Copy every line that mentions the word "Saldo".

* [Provided data]:

## start

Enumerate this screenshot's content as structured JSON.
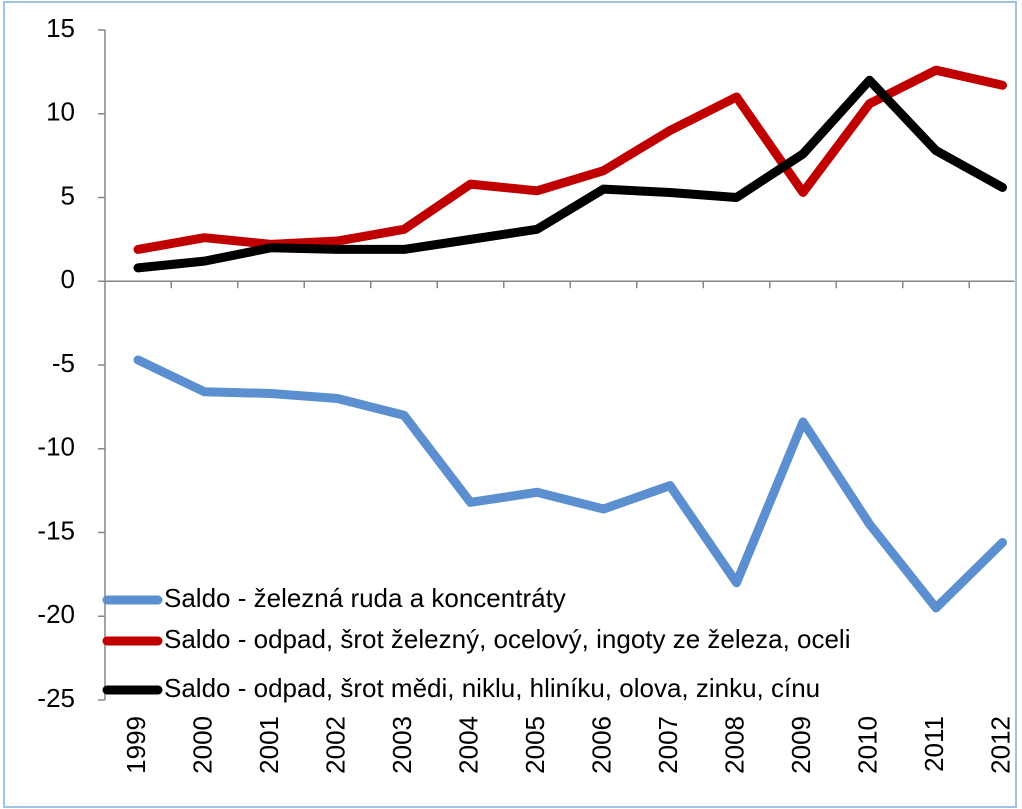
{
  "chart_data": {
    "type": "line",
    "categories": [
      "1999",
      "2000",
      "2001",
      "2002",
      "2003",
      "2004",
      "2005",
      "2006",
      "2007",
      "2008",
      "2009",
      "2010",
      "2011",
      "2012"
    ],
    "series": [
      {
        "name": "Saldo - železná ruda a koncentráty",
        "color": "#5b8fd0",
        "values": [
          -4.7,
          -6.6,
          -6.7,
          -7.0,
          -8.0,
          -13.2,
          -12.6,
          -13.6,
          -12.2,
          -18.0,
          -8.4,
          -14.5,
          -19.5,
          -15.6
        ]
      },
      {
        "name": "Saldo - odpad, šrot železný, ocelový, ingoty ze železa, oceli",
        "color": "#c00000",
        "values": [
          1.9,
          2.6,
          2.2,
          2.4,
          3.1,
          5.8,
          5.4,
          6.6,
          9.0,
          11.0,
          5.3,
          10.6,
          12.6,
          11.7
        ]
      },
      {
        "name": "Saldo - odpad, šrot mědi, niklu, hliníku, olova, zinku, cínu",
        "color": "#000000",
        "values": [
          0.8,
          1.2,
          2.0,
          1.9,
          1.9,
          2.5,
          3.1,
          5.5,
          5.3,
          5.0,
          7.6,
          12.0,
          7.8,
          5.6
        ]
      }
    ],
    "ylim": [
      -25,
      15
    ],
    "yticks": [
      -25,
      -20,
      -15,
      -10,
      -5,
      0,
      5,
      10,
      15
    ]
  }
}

## end

* [Output below]:
        "name": "Saldo - železná ruda a koncentráty",
        "name": "Saldo - odpad, šrot železný, ocelový, ingoty ze železa, oceli",
        "name": "Saldo - odpad, šrot mědi, niklu, hliníku, olova, zinku, cínu",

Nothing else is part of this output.